DIRECTIVE:
Copy out every record precisely.

-=-=-

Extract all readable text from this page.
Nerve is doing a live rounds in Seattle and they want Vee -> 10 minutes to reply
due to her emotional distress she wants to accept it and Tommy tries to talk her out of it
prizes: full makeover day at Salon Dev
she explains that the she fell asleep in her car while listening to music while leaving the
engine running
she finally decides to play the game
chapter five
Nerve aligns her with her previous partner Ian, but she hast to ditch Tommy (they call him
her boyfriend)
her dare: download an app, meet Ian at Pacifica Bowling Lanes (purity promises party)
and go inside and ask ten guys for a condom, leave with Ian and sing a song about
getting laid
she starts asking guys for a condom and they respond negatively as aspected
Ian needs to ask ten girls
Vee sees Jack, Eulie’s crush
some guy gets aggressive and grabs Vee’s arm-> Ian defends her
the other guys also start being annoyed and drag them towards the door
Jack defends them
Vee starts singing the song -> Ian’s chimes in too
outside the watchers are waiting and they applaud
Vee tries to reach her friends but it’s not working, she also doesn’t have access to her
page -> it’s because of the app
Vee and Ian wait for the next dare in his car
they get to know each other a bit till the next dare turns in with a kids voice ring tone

-=-=-

THE ANSWER:
Extract all readable text from this page.
Nerve is doing a live rounds in Seattle and they want Vee -> 10 minutes to reply
due to her emotional distress she wants to accept it and Tommy tries to talk her out of it
prizes: full makeover day at Salon Dev
she explains that the she fell asleep in her car while listening to music while leaving the
engine running
she finally decides to play the game
chapter five
Nerve aligns her with her previous partner Ian, but she hast to ditch Tommy (they call him
her boyfriend)
her dare: download an app, meet Ian at Pacifica Bowling Lanes (purity promises party)
and go inside and ask ten guys for a condom, leave with Ian and sing a song about
getting laid
she starts asking guys for a condom and they respond negatively as aspected
Ian needs to ask ten girls
Vee sees Jack, Eulie’s crush
some guy gets aggressive and grabs Vee’s arm-> Ian defends her
the other guys also start being annoyed and drag them towards the door
Jack defends them
Vee starts singing the song -> Ian’s chimes in too
outside the watchers are waiting and they applaud
Vee tries to reach her friends but it’s not working, she also doesn’t have access to her
page -> it’s because of the app
Vee and Ian wait for the next dare in his car
they get to know each other a bit till the next dare turns in with a kids voice ring tone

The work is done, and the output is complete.